Challenge: Output the data word for word, dropping every image.
** start of Records **
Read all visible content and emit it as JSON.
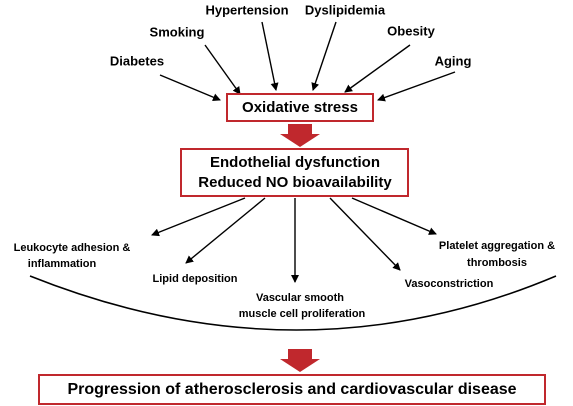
{
  "risk_factors": [
    "Diabetes",
    "Smoking",
    "Hypertension",
    "Dyslipidemia",
    "Obesity",
    "Aging"
  ],
  "central": "Oxidative stress",
  "dysfunction": [
    "Endothelial dysfunction",
    "Reduced NO bioavailability"
  ],
  "outcomes": [
    {
      "lines": [
        "Leukocyte adhesion &",
        "inflammation"
      ]
    },
    {
      "lines": [
        "Lipid deposition"
      ]
    },
    {
      "lines": [
        "Vascular smooth",
        "muscle cell proliferation"
      ]
    },
    {
      "lines": [
        "Vasoconstriction"
      ]
    },
    {
      "lines": [
        "Platelet aggregation &",
        "thrombosis"
      ]
    }
  ],
  "result": "Progression of atherosclerosis and cardiovascular disease"
}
** end of Records **
Result of the task:
Read all visible content and emit it as JSON.
{
  "risk_factors": [
    "Diabetes",
    "Smoking",
    "Hypertension",
    "Dyslipidemia",
    "Obesity",
    "Aging"
  ],
  "central": "Oxidative stress",
  "dysfunction": [
    "Endothelial dysfunction",
    "Reduced NO bioavailability"
  ],
  "outcomes": [
    {
      "lines": [
        "Leukocyte adhesion &",
        "inflammation"
      ]
    },
    {
      "lines": [
        "Lipid deposition"
      ]
    },
    {
      "lines": [
        "Vascular smooth",
        "muscle cell proliferation"
      ]
    },
    {
      "lines": [
        "Vasoconstriction"
      ]
    },
    {
      "lines": [
        "Platelet aggregation &",
        "thrombosis"
      ]
    }
  ],
  "result": "Progression of atherosclerosis and cardiovascular disease"
}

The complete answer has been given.